* Exercise brief:
From the material below, list every line containing "Save".

* Data rows:

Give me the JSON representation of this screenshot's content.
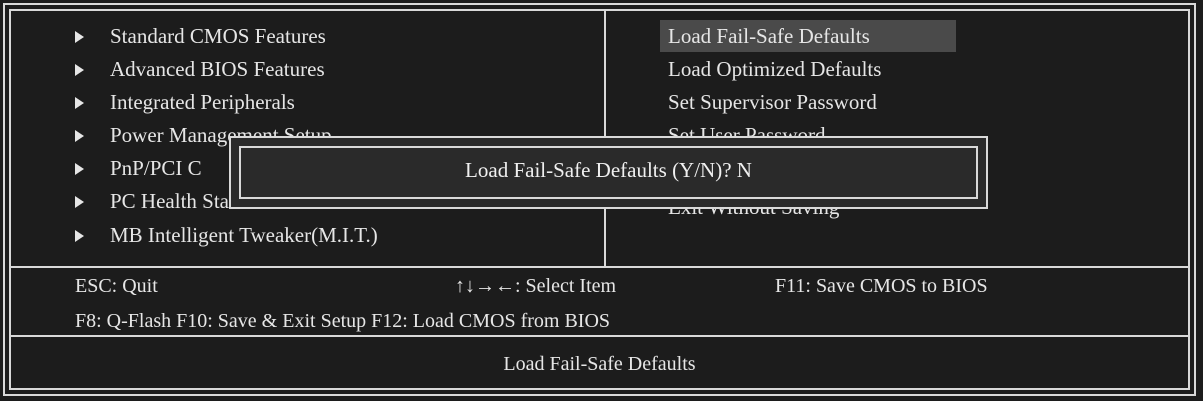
{
  "left_menu": [
    "Standard CMOS Features",
    "Advanced BIOS Features",
    "Integrated Peripherals",
    "Power Management Setup",
    "PnP/PCI C",
    "PC Health Status",
    "MB Intelligent Tweaker(M.I.T.)"
  ],
  "right_menu": [
    "Load Fail-Safe Defaults",
    "Load Optimized Defaults",
    "Set Supervisor Password",
    "Set User Password",
    "",
    "Exit Without Saving"
  ],
  "selected_item": "Load Fail-Safe Defaults",
  "dialog": {
    "prompt": "Load Fail-Safe Defaults (Y/N)? N"
  },
  "status": {
    "esc": "ESC: Quit",
    "select": "↑↓→←: Select Item",
    "f11": "F11: Save CMOS to BIOS",
    "line2": "F8: Q-Flash F10: Save & Exit Setup F12: Load CMOS from BIOS"
  },
  "help": "Load Fail-Safe Defaults",
  "colors": {
    "background": "#1c1c1c",
    "text": "#e6e6e6",
    "border": "#d9d9d9",
    "highlight": "#4a4a4a"
  }
}
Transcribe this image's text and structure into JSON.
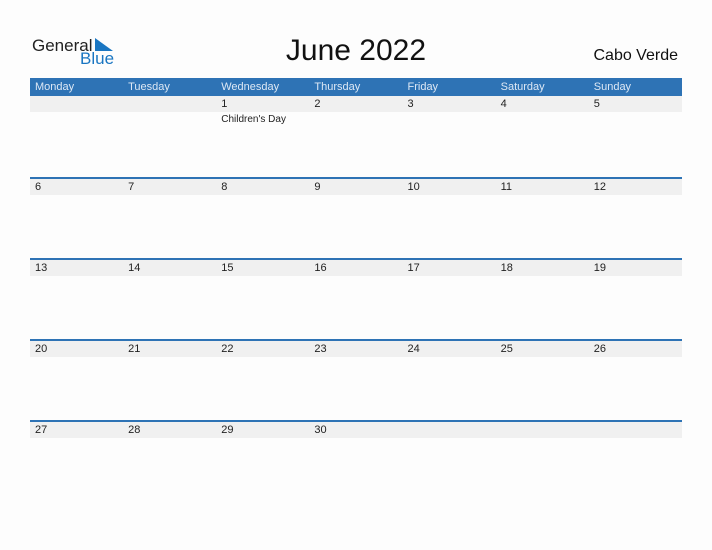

* Full solution:
    "f11": "F11: Save CMOS to BIOS",
    "line2": "F8: Q-Flash F10: Save & Exit Setup F12: Load CMOS from BIOS"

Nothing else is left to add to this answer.